Can you copy, word for word, the stretch of rows from the very start through the line that contains "The intensity input selector 504 is"?

* Start Given data *

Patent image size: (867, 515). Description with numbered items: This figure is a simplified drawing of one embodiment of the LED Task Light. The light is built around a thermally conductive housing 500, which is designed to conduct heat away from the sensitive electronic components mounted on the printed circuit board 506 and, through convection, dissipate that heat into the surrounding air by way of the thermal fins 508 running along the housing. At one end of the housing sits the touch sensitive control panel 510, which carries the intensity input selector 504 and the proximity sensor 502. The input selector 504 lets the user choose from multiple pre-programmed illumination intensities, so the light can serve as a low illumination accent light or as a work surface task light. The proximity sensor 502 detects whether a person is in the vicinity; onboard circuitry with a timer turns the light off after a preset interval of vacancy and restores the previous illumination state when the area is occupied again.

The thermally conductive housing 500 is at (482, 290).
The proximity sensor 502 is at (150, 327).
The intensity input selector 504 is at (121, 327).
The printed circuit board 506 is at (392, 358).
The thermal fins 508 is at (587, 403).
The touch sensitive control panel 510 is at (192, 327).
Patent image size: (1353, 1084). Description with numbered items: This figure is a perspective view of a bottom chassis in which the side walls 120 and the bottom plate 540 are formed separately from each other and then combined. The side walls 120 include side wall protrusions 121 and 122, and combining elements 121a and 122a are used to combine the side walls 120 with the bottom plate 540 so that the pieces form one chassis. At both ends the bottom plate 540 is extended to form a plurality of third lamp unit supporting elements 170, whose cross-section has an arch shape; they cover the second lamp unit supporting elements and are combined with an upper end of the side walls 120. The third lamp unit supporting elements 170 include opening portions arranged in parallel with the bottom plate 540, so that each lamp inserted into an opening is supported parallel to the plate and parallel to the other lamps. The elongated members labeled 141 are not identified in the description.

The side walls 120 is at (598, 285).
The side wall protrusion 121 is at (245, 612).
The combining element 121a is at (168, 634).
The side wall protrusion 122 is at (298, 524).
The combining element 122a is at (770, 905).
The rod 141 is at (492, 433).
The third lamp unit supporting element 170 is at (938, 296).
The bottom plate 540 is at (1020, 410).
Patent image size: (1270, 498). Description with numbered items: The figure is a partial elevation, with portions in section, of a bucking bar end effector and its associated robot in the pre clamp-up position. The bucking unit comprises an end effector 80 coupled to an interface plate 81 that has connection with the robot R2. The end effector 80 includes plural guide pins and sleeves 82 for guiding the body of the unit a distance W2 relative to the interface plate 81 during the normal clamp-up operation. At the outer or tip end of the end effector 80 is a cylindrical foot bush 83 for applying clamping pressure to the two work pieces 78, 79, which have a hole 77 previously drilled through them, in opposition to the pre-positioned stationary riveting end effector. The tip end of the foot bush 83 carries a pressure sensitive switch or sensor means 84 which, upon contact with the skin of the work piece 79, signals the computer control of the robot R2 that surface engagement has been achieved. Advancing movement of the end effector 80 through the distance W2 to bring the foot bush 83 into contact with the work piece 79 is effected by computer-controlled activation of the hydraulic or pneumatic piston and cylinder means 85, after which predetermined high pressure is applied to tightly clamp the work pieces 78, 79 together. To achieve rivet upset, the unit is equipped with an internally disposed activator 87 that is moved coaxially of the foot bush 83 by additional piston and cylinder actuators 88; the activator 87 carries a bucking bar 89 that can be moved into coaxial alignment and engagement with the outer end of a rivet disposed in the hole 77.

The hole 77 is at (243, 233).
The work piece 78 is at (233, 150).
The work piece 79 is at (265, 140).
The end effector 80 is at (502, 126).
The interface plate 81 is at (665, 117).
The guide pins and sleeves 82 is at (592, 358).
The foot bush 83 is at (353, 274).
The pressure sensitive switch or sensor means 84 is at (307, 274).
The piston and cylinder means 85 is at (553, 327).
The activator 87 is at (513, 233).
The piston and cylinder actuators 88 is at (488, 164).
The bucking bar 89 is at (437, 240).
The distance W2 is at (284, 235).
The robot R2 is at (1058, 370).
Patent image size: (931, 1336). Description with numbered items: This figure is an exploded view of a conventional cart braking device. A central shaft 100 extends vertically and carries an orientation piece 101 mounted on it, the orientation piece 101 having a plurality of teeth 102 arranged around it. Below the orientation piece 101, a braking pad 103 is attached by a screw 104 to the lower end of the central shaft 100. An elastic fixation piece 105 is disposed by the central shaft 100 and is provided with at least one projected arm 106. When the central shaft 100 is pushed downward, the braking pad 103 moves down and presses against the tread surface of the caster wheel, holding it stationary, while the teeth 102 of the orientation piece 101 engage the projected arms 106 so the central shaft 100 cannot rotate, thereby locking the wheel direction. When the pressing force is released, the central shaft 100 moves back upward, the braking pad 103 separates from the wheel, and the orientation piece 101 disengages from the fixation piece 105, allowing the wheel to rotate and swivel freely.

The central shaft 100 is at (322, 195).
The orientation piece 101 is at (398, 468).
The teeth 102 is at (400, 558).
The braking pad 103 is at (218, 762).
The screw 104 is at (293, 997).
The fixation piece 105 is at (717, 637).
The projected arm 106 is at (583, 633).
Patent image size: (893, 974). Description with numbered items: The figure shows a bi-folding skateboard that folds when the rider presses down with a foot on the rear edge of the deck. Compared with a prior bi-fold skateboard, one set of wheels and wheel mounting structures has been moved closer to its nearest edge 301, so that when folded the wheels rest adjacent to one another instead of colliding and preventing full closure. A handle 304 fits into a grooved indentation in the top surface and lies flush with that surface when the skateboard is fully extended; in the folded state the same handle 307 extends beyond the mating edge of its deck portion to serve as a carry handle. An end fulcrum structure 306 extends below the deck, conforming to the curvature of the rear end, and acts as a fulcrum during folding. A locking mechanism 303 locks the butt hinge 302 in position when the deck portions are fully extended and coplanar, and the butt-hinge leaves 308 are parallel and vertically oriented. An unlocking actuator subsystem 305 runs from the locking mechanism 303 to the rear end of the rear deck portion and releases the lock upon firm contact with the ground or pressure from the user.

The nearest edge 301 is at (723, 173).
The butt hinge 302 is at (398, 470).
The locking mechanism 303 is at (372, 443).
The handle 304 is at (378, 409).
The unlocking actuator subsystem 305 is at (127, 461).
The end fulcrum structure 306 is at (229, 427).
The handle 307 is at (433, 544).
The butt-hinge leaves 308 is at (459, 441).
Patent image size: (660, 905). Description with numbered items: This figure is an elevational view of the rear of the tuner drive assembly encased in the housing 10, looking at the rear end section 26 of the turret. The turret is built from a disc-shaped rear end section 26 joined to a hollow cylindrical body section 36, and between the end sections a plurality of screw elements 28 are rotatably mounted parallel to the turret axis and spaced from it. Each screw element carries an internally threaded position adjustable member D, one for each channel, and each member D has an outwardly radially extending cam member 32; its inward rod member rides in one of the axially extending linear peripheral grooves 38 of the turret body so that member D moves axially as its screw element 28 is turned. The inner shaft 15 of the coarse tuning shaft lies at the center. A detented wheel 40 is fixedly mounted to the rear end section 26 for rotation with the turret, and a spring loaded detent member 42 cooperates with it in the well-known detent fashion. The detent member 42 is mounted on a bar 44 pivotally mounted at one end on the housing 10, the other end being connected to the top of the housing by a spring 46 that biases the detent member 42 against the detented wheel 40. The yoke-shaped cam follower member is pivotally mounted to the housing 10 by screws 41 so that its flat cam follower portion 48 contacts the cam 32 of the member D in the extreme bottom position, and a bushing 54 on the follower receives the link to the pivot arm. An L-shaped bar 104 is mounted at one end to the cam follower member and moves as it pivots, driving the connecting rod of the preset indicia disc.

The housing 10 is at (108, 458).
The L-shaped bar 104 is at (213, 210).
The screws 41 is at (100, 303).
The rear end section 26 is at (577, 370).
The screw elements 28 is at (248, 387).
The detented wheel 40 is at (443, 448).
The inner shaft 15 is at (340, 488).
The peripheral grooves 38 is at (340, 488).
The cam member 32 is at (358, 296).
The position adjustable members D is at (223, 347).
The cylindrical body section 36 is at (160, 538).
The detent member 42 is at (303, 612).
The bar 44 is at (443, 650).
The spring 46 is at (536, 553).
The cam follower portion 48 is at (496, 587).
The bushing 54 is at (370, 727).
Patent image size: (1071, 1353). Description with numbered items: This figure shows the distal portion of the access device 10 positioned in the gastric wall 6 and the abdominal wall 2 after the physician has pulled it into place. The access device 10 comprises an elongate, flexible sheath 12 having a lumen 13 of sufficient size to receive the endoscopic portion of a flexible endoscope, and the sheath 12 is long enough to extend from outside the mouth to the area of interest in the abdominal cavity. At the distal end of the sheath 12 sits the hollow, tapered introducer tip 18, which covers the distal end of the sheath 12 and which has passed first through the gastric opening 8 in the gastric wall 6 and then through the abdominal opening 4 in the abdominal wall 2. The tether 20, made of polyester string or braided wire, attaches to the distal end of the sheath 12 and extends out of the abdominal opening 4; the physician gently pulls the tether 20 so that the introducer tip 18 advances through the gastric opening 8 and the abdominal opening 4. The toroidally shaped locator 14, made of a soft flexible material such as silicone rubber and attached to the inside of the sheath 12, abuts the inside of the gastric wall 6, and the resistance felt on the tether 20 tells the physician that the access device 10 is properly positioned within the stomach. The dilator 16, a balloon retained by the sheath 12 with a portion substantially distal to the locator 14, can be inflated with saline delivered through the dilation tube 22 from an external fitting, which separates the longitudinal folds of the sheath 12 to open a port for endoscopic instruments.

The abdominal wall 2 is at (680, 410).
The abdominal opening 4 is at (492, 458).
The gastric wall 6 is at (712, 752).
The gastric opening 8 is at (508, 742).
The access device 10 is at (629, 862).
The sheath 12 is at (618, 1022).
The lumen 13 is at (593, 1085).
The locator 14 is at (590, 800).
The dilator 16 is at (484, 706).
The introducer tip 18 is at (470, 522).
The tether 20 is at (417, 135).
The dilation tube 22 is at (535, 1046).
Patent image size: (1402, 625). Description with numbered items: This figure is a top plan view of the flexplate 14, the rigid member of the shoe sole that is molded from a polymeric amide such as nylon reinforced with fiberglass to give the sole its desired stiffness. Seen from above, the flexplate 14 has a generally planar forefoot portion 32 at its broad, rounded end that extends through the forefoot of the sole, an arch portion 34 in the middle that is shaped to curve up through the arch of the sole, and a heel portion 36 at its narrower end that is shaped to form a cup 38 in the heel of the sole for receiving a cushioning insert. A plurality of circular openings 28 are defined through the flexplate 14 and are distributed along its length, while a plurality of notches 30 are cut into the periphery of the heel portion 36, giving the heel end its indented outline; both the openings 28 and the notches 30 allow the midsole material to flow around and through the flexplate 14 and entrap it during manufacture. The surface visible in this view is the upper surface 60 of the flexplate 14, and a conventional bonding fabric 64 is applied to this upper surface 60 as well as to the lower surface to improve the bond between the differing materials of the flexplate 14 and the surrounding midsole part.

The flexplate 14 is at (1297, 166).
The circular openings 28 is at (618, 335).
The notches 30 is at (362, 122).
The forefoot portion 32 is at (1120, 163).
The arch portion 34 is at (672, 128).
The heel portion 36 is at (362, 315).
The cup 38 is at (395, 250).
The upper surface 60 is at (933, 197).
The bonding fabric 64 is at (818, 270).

* End Given data *

== Solution for this exercise ==
Patent image size: (867, 515). Description with numbered items: This figure is a simplified drawing of one embodiment of the LED Task Light. The light is built around a thermally conductive housing 500, which is designed to conduct heat away from the sensitive electronic components mounted on the printed circuit board 506 and, through convection, dissipate that heat into the surrounding air by way of the thermal fins 508 running along the housing. At one end of the housing sits the touch sensitive control panel 510, which carries the intensity input selector 504 and the proximity sensor 502. The input selector 504 lets the user choose from multiple pre-programmed illumination intensities, so the light can serve as a low illumination accent light or as a work surface task light. The proximity sensor 502 detects whether a person is in the vicinity; onboard circuitry with a timer turns the light off after a preset interval of vacancy and restores the previous illumination state when the area is occupied again.

The thermally conductive housing 500 is at (482, 290).
The proximity sensor 502 is at (150, 327).
The intensity input selector 504 is at (121, 327).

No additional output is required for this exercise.